Provided material -
-----

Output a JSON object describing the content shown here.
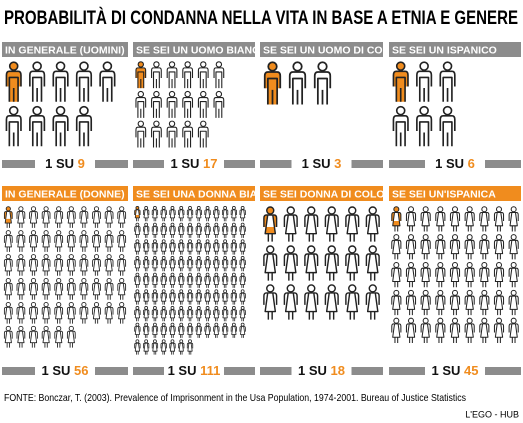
{
  "header": {
    "title": "PROBABILITÀ DI CONDANNA NELLA VITA IN BASE A ETNIA E GENERE"
  },
  "rows": [
    {
      "panels": [
        {
          "label": "IN GENERALE (UOMINI)",
          "prefix": "1 SU",
          "value": 9
        },
        {
          "label": "SE SEI UN UOMO BIANCO",
          "prefix": "1 SU",
          "value": 17
        },
        {
          "label": "SE SEI UN UOMO DI COLORE",
          "prefix": "1 SU",
          "value": 3
        },
        {
          "label": "SE SEI UN ISPANICO",
          "prefix": "1 SU",
          "value": 6
        }
      ]
    },
    {
      "panels": [
        {
          "label": "IN GENERALE (DONNE)",
          "prefix": "1 SU",
          "value": 56
        },
        {
          "label": "SE SEI UNA DONNA BIANCA",
          "prefix": "1 SU",
          "value": 111
        },
        {
          "label": "SE SEI DONNA DI COLORE",
          "prefix": "1 SU",
          "value": 18
        },
        {
          "label": "SE SEI UN'ISPANICA",
          "prefix": "1 SU",
          "value": 45
        }
      ]
    }
  ],
  "footer": {
    "source": "FONTE: Bonczar, T. (2003). Prevalence of Imprisonment in the Usa Population, 1974-2001. Bureau of Justice Statistics",
    "credit": "L'EGO - HUB"
  }
}
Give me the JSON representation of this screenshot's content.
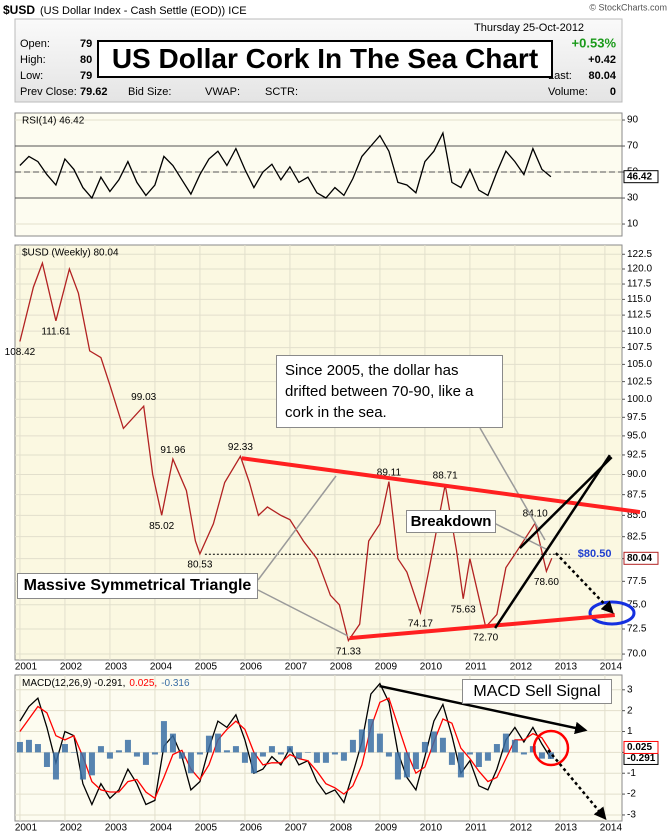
{
  "header": {
    "symbol": "$USD",
    "description": "(US Dollar Index - Cash Settle (EOD)) ICE",
    "copyright": "© StockCharts.com",
    "date": "Thursday 25-Oct-2012",
    "title": "US Dollar Cork In The Sea Chart",
    "fields": [
      {
        "label": "Open:",
        "value": "79"
      },
      {
        "label": "High:",
        "value": "80"
      },
      {
        "label": "Low:",
        "value": "79"
      },
      {
        "label": "Prev Close:",
        "value": "79.62"
      }
    ],
    "mid_fields": [
      "Bid Size:",
      "VWAP:",
      "SCTR:"
    ],
    "change_pct": "+0.53%",
    "change": "+0.42",
    "last_label": "Last:",
    "last": "80.04",
    "volume_label": "Volume:",
    "volume": "0"
  },
  "callouts": [
    "Since 2005, the dollar has drifted between 70-90, like a cork in the sea.",
    "Breakdown",
    "Massive Symmetrical Triangle",
    "MACD Sell Signal"
  ],
  "chart_data": [
    {
      "type": "line",
      "legend": "RSI(14) 46.42",
      "background": "#fdfcf0",
      "grid": true,
      "xlim": [
        2000.89,
        2014.38
      ],
      "ylim": [
        0.8,
        95.4
      ],
      "yticks": [
        90,
        70,
        50,
        30,
        10
      ],
      "levels": [
        {
          "value": 70,
          "style": "solid"
        },
        {
          "value": 50,
          "style": "dashed"
        },
        {
          "value": 30,
          "style": "solid"
        }
      ],
      "x": [
        2001.0,
        2001.2,
        2001.4,
        2001.6,
        2001.8,
        2002.0,
        2002.2,
        2002.4,
        2002.6,
        2002.8,
        2003.0,
        2003.2,
        2003.4,
        2003.6,
        2003.8,
        2004.0,
        2004.2,
        2004.4,
        2004.6,
        2004.8,
        2005.0,
        2005.2,
        2005.4,
        2005.6,
        2005.8,
        2006.0,
        2006.2,
        2006.4,
        2006.6,
        2006.8,
        2007.0,
        2007.2,
        2007.4,
        2007.6,
        2007.8,
        2008.0,
        2008.2,
        2008.4,
        2008.6,
        2008.8,
        2009.0,
        2009.2,
        2009.4,
        2009.6,
        2009.8,
        2010.0,
        2010.2,
        2010.4,
        2010.6,
        2010.8,
        2011.0,
        2011.2,
        2011.4,
        2011.6,
        2011.8,
        2012.0,
        2012.2,
        2012.4,
        2012.6,
        2012.8
      ],
      "series": [
        {
          "name": "RSI(14)",
          "color": "#000000",
          "tag": true,
          "values": [
            55,
            62,
            58,
            48,
            40,
            60,
            52,
            38,
            30,
            46,
            35,
            44,
            58,
            42,
            32,
            40,
            62,
            55,
            44,
            33,
            48,
            60,
            66,
            55,
            68,
            52,
            38,
            50,
            56,
            44,
            54,
            42,
            46,
            34,
            30,
            38,
            32,
            45,
            62,
            70,
            78,
            66,
            42,
            40,
            34,
            58,
            66,
            80,
            42,
            38,
            52,
            36,
            32,
            50,
            66,
            58,
            48,
            68,
            52,
            46.42
          ]
        }
      ]
    },
    {
      "type": "line",
      "legend": "$USD (Weekly) 80.04",
      "background": "#fbf8e1",
      "grid": true,
      "log": true,
      "xlim": [
        2000.89,
        2014.38
      ],
      "ylim": [
        69.42,
        124.1
      ],
      "xticks": [
        2001,
        2002,
        2003,
        2004,
        2005,
        2006,
        2007,
        2008,
        2009,
        2010,
        2011,
        2012,
        2013,
        2014
      ],
      "yticks": [
        {
          "value": 70,
          "label": "70.0"
        },
        72.5,
        {
          "value": 75,
          "label": "75.0"
        },
        77.5,
        {
          "value": 80,
          "label": "80.0"
        },
        82.5,
        {
          "value": 85,
          "label": "85.0"
        },
        87.5,
        {
          "value": 90,
          "label": "90.0"
        },
        92.5,
        {
          "value": 95,
          "label": "95.0"
        },
        97.5,
        {
          "value": 100,
          "label": "100.0"
        },
        102.5,
        {
          "value": 105,
          "label": "105.0"
        },
        107.5,
        {
          "value": 110,
          "label": "110.0"
        },
        112.5,
        {
          "value": 115,
          "label": "115.0"
        },
        117.5,
        {
          "value": 120,
          "label": "120.0"
        },
        122.5
      ],
      "x": [
        2001.0,
        2001.3,
        2001.5,
        2001.8,
        2002.1,
        2002.3,
        2002.55,
        2002.8,
        2003.0,
        2003.3,
        2003.75,
        2003.95,
        2004.15,
        2004.4,
        2004.7,
        2004.9,
        2005.0,
        2005.3,
        2005.55,
        2005.9,
        2006.1,
        2006.3,
        2006.5,
        2006.8,
        2007.0,
        2007.3,
        2007.6,
        2007.9,
        2008.1,
        2008.3,
        2008.55,
        2008.75,
        2009.0,
        2009.2,
        2009.4,
        2009.6,
        2009.9,
        2010.1,
        2010.45,
        2010.7,
        2010.85,
        2011.0,
        2011.35,
        2011.6,
        2011.8,
        2012.0,
        2012.45,
        2012.7,
        2012.82
      ],
      "series": [
        {
          "name": "$USD",
          "color": "#b22222",
          "tag": true,
          "values": [
            108.42,
            117,
            121,
            111.61,
            120,
            116,
            107,
            106,
            102,
            96,
            99.03,
            90,
            85.02,
            91.96,
            88,
            82,
            80.53,
            84,
            89,
            92.33,
            89,
            85,
            86,
            85,
            84.5,
            82,
            80,
            76,
            75,
            71.33,
            73,
            82,
            84,
            89.11,
            80,
            78.5,
            74.17,
            79,
            88.71,
            81,
            75.63,
            80,
            72.7,
            74,
            79,
            80.5,
            84.1,
            78.6,
            80.04
          ]
        }
      ],
      "peak_labels": [
        {
          "x": 2003.75,
          "value": 99.03
        },
        {
          "x": 2004.4,
          "value": 91.96
        },
        {
          "x": 2005.9,
          "value": 92.33
        },
        {
          "x": 2009.2,
          "value": 89.11
        },
        {
          "x": 2010.45,
          "value": 88.71
        },
        {
          "x": 2012.45,
          "value": 84.1,
          "label": "84.10"
        }
      ],
      "trough_labels": [
        {
          "x": 2001.0,
          "value": 108.42
        },
        {
          "x": 2001.8,
          "value": 111.61
        },
        {
          "x": 2004.15,
          "value": 85.02
        },
        {
          "x": 2005.0,
          "value": 80.53
        },
        {
          "x": 2008.3,
          "value": 71.33
        },
        {
          "x": 2009.9,
          "value": 74.17
        },
        {
          "x": 2010.85,
          "value": 75.63
        },
        {
          "x": 2011.35,
          "value": 72.7,
          "label": "72.70"
        },
        {
          "x": 2012.7,
          "value": 78.6,
          "label": "78.60"
        }
      ],
      "reference_line": {
        "x": [
          2005.11,
          2013.22
        ],
        "value": 80.5,
        "label": "$80.50",
        "color": "#1f3fd0"
      },
      "trendlines": [
        {
          "x": [
            2005.93,
            2014.78
          ],
          "y": [
            92.08,
            85.39
          ],
          "color": "#ff2020",
          "style": "solid",
          "width": 4
        },
        {
          "x": [
            2008.33,
            2014.22
          ],
          "y": [
            71.58,
            73.93
          ],
          "color": "#ff2020",
          "style": "solid",
          "width": 4
        },
        {
          "x": [
            2011.56,
            2014.11
          ],
          "y": [
            72.59,
            92.47
          ],
          "color": "#000000",
          "style": "solid",
          "width": 2.5
        },
        {
          "x": [
            2012.11,
            2014.15
          ],
          "y": [
            81.19,
            92.2
          ],
          "color": "#000000",
          "style": "solid",
          "width": 2.5
        },
        {
          "x": [
            2012.91,
            2014.16
          ],
          "y": [
            80.62,
            74.24
          ],
          "color": "#000000",
          "style": "dotted",
          "width": 2.5,
          "arrow": true
        }
      ]
    },
    {
      "type": "line",
      "legend_parts": [
        "MACD(12,26,9) -0.291,",
        "0.025,",
        "-0.316"
      ],
      "background": "#fdfcf0",
      "grid": true,
      "xlim": [
        2000.89,
        2014.38
      ],
      "ylim": [
        -3.29,
        3.71
      ],
      "xticks": [
        2001,
        2002,
        2003,
        2004,
        2005,
        2006,
        2007,
        2008,
        2009,
        2010,
        2011,
        2012,
        2013,
        2014
      ],
      "yticks": [
        3,
        2,
        1,
        0,
        -1,
        -2,
        -3
      ],
      "x": [
        2001.0,
        2001.2,
        2001.4,
        2001.6,
        2001.8,
        2002.0,
        2002.2,
        2002.4,
        2002.6,
        2002.8,
        2003.0,
        2003.2,
        2003.4,
        2003.6,
        2003.8,
        2004.0,
        2004.2,
        2004.4,
        2004.6,
        2004.8,
        2005.0,
        2005.2,
        2005.4,
        2005.6,
        2005.8,
        2006.0,
        2006.2,
        2006.4,
        2006.6,
        2006.8,
        2007.0,
        2007.2,
        2007.4,
        2007.6,
        2007.8,
        2008.0,
        2008.2,
        2008.4,
        2008.6,
        2008.8,
        2009.0,
        2009.2,
        2009.4,
        2009.6,
        2009.8,
        2010.0,
        2010.2,
        2010.4,
        2010.6,
        2010.8,
        2011.0,
        2011.2,
        2011.4,
        2011.6,
        2011.8,
        2012.0,
        2012.2,
        2012.4,
        2012.6,
        2012.8
      ],
      "series": [
        {
          "name": "MACD",
          "color": "#000000",
          "tag": true,
          "values": [
            1.5,
            2.2,
            2.6,
            1.2,
            -0.5,
            1.0,
            0.8,
            -1.5,
            -2.5,
            -1.5,
            -2.2,
            -1.8,
            -0.8,
            -1.5,
            -2.5,
            -2.3,
            0.3,
            0.8,
            -0.2,
            -1.8,
            -1.4,
            0.2,
            1.5,
            1.2,
            1.8,
            0.6,
            -1.0,
            -0.8,
            -0.2,
            -0.6,
            0.2,
            -0.6,
            -0.4,
            -1.4,
            -2.0,
            -1.8,
            -2.4,
            -1.0,
            0.5,
            2.8,
            3.3,
            2.4,
            0.0,
            -1.2,
            -1.8,
            -0.2,
            1.5,
            2.3,
            0.8,
            -1.0,
            -0.4,
            -1.6,
            -1.8,
            -0.8,
            0.6,
            1.2,
            0.5,
            1.2,
            0.4,
            -0.291
          ]
        },
        {
          "name": "Signal",
          "color": "#ff0000",
          "tag": true,
          "values": [
            1.0,
            1.6,
            2.2,
            1.9,
            0.8,
            0.6,
            0.8,
            -0.2,
            -1.4,
            -1.8,
            -1.9,
            -1.9,
            -1.4,
            -1.3,
            -1.9,
            -2.2,
            -1.2,
            -0.1,
            0.1,
            -0.8,
            -1.3,
            -0.6,
            0.6,
            1.1,
            1.5,
            1.1,
            0.0,
            -0.6,
            -0.5,
            -0.5,
            -0.1,
            -0.3,
            -0.4,
            -0.9,
            -1.5,
            -1.7,
            -2.0,
            -1.6,
            -0.6,
            1.2,
            2.4,
            2.6,
            1.3,
            0.0,
            -1.0,
            -0.7,
            0.5,
            1.6,
            1.4,
            0.2,
            -0.3,
            -0.9,
            -1.4,
            -1.2,
            -0.3,
            0.6,
            0.6,
            0.9,
            0.7,
            0.025
          ]
        },
        {
          "name": "Histogram",
          "color": "#3a6ea5",
          "kind": "bar",
          "values": [
            0.5,
            0.6,
            0.4,
            -0.7,
            -1.3,
            0.4,
            0.0,
            -1.3,
            -1.1,
            0.3,
            -0.3,
            0.1,
            0.6,
            -0.2,
            -0.6,
            -0.1,
            1.5,
            0.9,
            -0.3,
            -1.0,
            -0.1,
            0.8,
            0.9,
            0.1,
            0.3,
            -0.5,
            -1.0,
            -0.2,
            0.3,
            -0.1,
            0.3,
            -0.3,
            0.0,
            -0.5,
            -0.5,
            -0.1,
            -0.4,
            0.6,
            1.1,
            1.6,
            0.9,
            -0.2,
            -1.3,
            -1.2,
            -0.8,
            0.5,
            1.0,
            0.7,
            -0.6,
            -1.2,
            -0.1,
            -0.7,
            -0.4,
            0.4,
            0.9,
            0.6,
            -0.1,
            0.3,
            -0.3,
            -0.316
          ]
        }
      ],
      "trendlines": [
        {
          "x": [
            2008.99,
            2013.56
          ],
          "y": [
            3.18,
            1.07
          ],
          "color": "#000000",
          "style": "solid",
          "width": 2.5,
          "arrow": true
        },
        {
          "x": [
            2012.74,
            2014.0
          ],
          "y": [
            0.11,
            -3.15
          ],
          "color": "#000000",
          "style": "dotted",
          "width": 2.5,
          "arrow": true
        }
      ]
    }
  ]
}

-----

Job - Pull out every line above that holds the word "name".

The output -
          "name": "RSI(14)",
          "name": "$USD",
          "name": "MACD",
          "name": "Signal",
          "name": "Histogram",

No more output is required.